### Material

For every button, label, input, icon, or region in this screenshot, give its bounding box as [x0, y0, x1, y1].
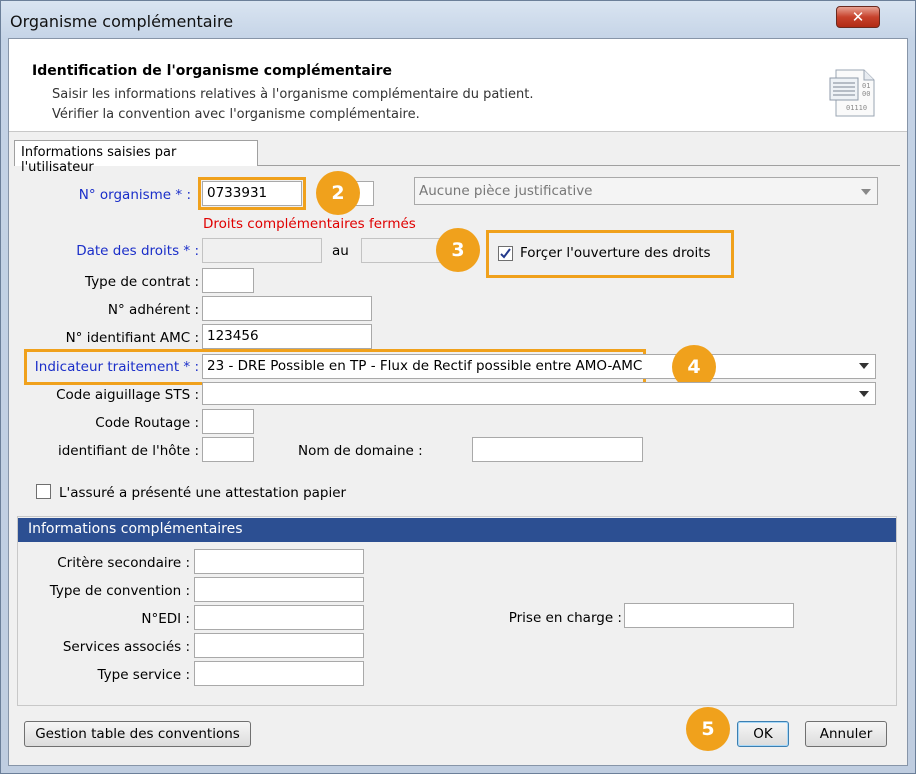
critere-secondaire-input[interactable] — [194, 549, 364, 574]
identifiant-amc-label: N° identifiant AMC : — [65, 330, 199, 346]
step-badge-2: 2 — [316, 171, 360, 215]
date-fin-input[interactable] — [361, 238, 441, 263]
informations-complementaires-header: Informations complémentaires — [18, 518, 896, 542]
chevron-down-icon — [859, 363, 869, 369]
chevron-down-icon — [859, 391, 869, 397]
prise-en-charge-input[interactable] — [624, 603, 794, 628]
type-contrat-input[interactable] — [202, 268, 254, 293]
indicateur-traitement-value: 23 - DRE Possible en TP - Flux de Rectif… — [207, 358, 643, 374]
droits-error-text: Droits complémentaires fermés — [203, 216, 416, 232]
document-binary-icon: 01 00 01110 — [828, 66, 880, 118]
gestion-conventions-button[interactable]: Gestion table des conventions — [24, 721, 251, 747]
services-associes-input[interactable] — [194, 633, 364, 658]
step-badge-3: 3 — [436, 228, 480, 272]
header-description-2: Vérifier la convention avec l'organisme … — [52, 107, 420, 122]
date-droits-label: Date des droits * : — [76, 243, 199, 259]
edi-input[interactable] — [194, 605, 364, 630]
type-convention-input[interactable] — [194, 577, 364, 602]
close-button[interactable]: ✕ — [836, 6, 880, 28]
svg-text:01110: 01110 — [846, 104, 867, 112]
code-aiguillage-select[interactable] — [202, 382, 876, 405]
identifiant-hote-label: identifiant de l'hôte : — [57, 443, 199, 459]
code-routage-input[interactable] — [202, 409, 254, 434]
attestation-label: L'assuré a présenté une attestation papi… — [59, 485, 347, 501]
window-title: Organisme complémentaire — [10, 12, 234, 31]
checkmark-icon — [500, 248, 511, 259]
critere-secondaire-label: Critère secondaire : — [57, 555, 190, 571]
header-title: Identification de l'organisme complément… — [32, 63, 392, 79]
nom-domaine-label: Nom de domaine : — [298, 443, 423, 459]
type-service-input[interactable] — [194, 661, 364, 686]
nom-domaine-input[interactable] — [472, 437, 643, 462]
code-routage-label: Code Routage : — [95, 415, 199, 431]
indicateur-traitement-select[interactable]: 23 - DRE Possible en TP - Flux de Rectif… — [202, 354, 876, 379]
attestation-checkbox[interactable] — [36, 484, 51, 499]
tab-informations-utilisateur[interactable]: Informations saisies par l'utilisateur — [14, 140, 258, 175]
edi-label: N°EDI : — [141, 611, 190, 627]
type-service-label: Type service : — [97, 667, 191, 683]
annuler-button[interactable]: Annuler — [805, 721, 887, 747]
identifiant-hote-input[interactable] — [202, 437, 254, 462]
adherent-label: N° adhérent : — [107, 302, 199, 318]
organisme-input[interactable]: 0733931 — [202, 181, 302, 206]
code-aiguillage-label: Code aiguillage STS : — [56, 387, 199, 403]
indicateur-traitement-label: Indicateur traitement * : — [34, 359, 199, 375]
type-convention-label: Type de convention : — [49, 583, 190, 599]
services-associes-label: Services associés : — [62, 639, 190, 655]
organisme-label: N° organisme * : — [78, 187, 191, 203]
piece-justificative-select[interactable]: Aucune pièce justificative — [414, 177, 878, 205]
forcer-label: Forçer l'ouverture des droits — [520, 245, 711, 261]
piece-justificative-value: Aucune pièce justificative — [419, 183, 593, 199]
date-au-label: au — [332, 243, 349, 259]
adherent-input[interactable] — [202, 296, 372, 321]
prise-en-charge-label: Prise en charge : — [508, 610, 622, 626]
date-debut-input[interactable] — [202, 238, 322, 263]
header-description-1: Saisir les informations relatives à l'or… — [52, 87, 534, 102]
svg-text:01: 01 — [862, 82, 870, 90]
forcer-checkbox[interactable] — [498, 246, 513, 261]
ok-button[interactable]: OK — [737, 721, 789, 747]
step-badge-5: 5 — [686, 707, 730, 751]
chevron-down-icon — [861, 189, 871, 195]
type-contrat-label: Type de contrat : — [85, 274, 199, 290]
identifiant-amc-input[interactable]: 123456 — [202, 324, 372, 349]
svg-text:00: 00 — [862, 90, 870, 98]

######

● Do this: Please update the entries above so that every "chevron-down-icon" becomes "dropdown-arrow-icon" and everything else stays unchanged, and leave the pictures out of your answer.

● Exercise output:
For every button, label, input, icon, or region in this screenshot, give its bounding box as [x0, y0, x1, y1].
critere-secondaire-input[interactable] — [194, 549, 364, 574]
identifiant-amc-label: N° identifiant AMC : — [65, 330, 199, 346]
step-badge-2: 2 — [316, 171, 360, 215]
date-fin-input[interactable] — [361, 238, 441, 263]
informations-complementaires-header: Informations complémentaires — [18, 518, 896, 542]
dropdown-arrow-icon — [859, 363, 869, 369]
dropdown-arrow-icon — [859, 391, 869, 397]
prise-en-charge-input[interactable] — [624, 603, 794, 628]
type-contrat-input[interactable] — [202, 268, 254, 293]
indicateur-traitement-value: 23 - DRE Possible en TP - Flux de Rectif… — [207, 358, 643, 374]
droits-error-text: Droits complémentaires fermés — [203, 216, 416, 232]
document-binary-icon: 01 00 01110 — [828, 66, 880, 118]
gestion-conventions-button[interactable]: Gestion table des conventions — [24, 721, 251, 747]
services-associes-input[interactable] — [194, 633, 364, 658]
step-badge-3: 3 — [436, 228, 480, 272]
header-description-2: Vérifier la convention avec l'organisme … — [52, 107, 420, 122]
date-droits-label: Date des droits * : — [76, 243, 199, 259]
edi-input[interactable] — [194, 605, 364, 630]
type-convention-input[interactable] — [194, 577, 364, 602]
close-button[interactable]: ✕ — [836, 6, 880, 28]
svg-text:01110: 01110 — [846, 104, 867, 112]
code-aiguillage-select[interactable] — [202, 382, 876, 405]
identifiant-hote-label: identifiant de l'hôte : — [57, 443, 199, 459]
code-routage-input[interactable] — [202, 409, 254, 434]
attestation-label: L'assuré a présenté une attestation papi… — [59, 485, 347, 501]
window-title: Organisme complémentaire — [10, 12, 234, 31]
checkmark-icon — [500, 248, 511, 259]
critere-secondaire-label: Critère secondaire : — [57, 555, 190, 571]
header-title: Identification de l'organisme complément… — [32, 63, 392, 79]
nom-domaine-label: Nom de domaine : — [298, 443, 423, 459]
type-service-input[interactable] — [194, 661, 364, 686]
nom-domaine-input[interactable] — [472, 437, 643, 462]
code-routage-label: Code Routage : — [95, 415, 199, 431]
indicateur-traitement-select[interactable]: 23 - DRE Possible en TP - Flux de Rectif… — [202, 354, 876, 379]
attestation-checkbox[interactable] — [36, 484, 51, 499]
tab-informations-utilisateur[interactable]: Informations saisies par l'utilisateur — [14, 140, 258, 175]
edi-label: N°EDI : — [141, 611, 190, 627]
type-service-label: Type service : — [97, 667, 191, 683]
annuler-button[interactable]: Annuler — [805, 721, 887, 747]
identifiant-hote-input[interactable] — [202, 437, 254, 462]
adherent-label: N° adhérent : — [107, 302, 199, 318]
organisme-input[interactable]: 0733931 — [202, 181, 302, 206]
code-aiguillage-label: Code aiguillage STS : — [56, 387, 199, 403]
indicateur-traitement-label: Indicateur traitement * : — [34, 359, 199, 375]
type-convention-label: Type de convention : — [49, 583, 190, 599]
services-associes-label: Services associés : — [62, 639, 190, 655]
organisme-label: N° organisme * : — [78, 187, 191, 203]
piece-justificative-select[interactable]: Aucune pièce justificative — [414, 177, 878, 205]
forcer-label: Forçer l'ouverture des droits — [520, 245, 711, 261]
piece-justificative-value: Aucune pièce justificative — [419, 183, 593, 199]
date-au-label: au — [332, 243, 349, 259]
adherent-input[interactable] — [202, 296, 372, 321]
prise-en-charge-label: Prise en charge : — [508, 610, 622, 626]
date-debut-input[interactable] — [202, 238, 322, 263]
header-description-1: Saisir les informations relatives à l'or… — [52, 87, 534, 102]
svg-text:01: 01 — [862, 82, 870, 90]
forcer-checkbox[interactable] — [498, 246, 513, 261]
ok-button[interactable]: OK — [737, 721, 789, 747]
step-badge-5: 5 — [686, 707, 730, 751]
dropdown-arrow-icon — [861, 189, 871, 195]
type-contrat-label: Type de contrat : — [85, 274, 199, 290]
identifiant-amc-input[interactable]: 123456 — [202, 324, 372, 349]
svg-text:00: 00 — [862, 90, 870, 98]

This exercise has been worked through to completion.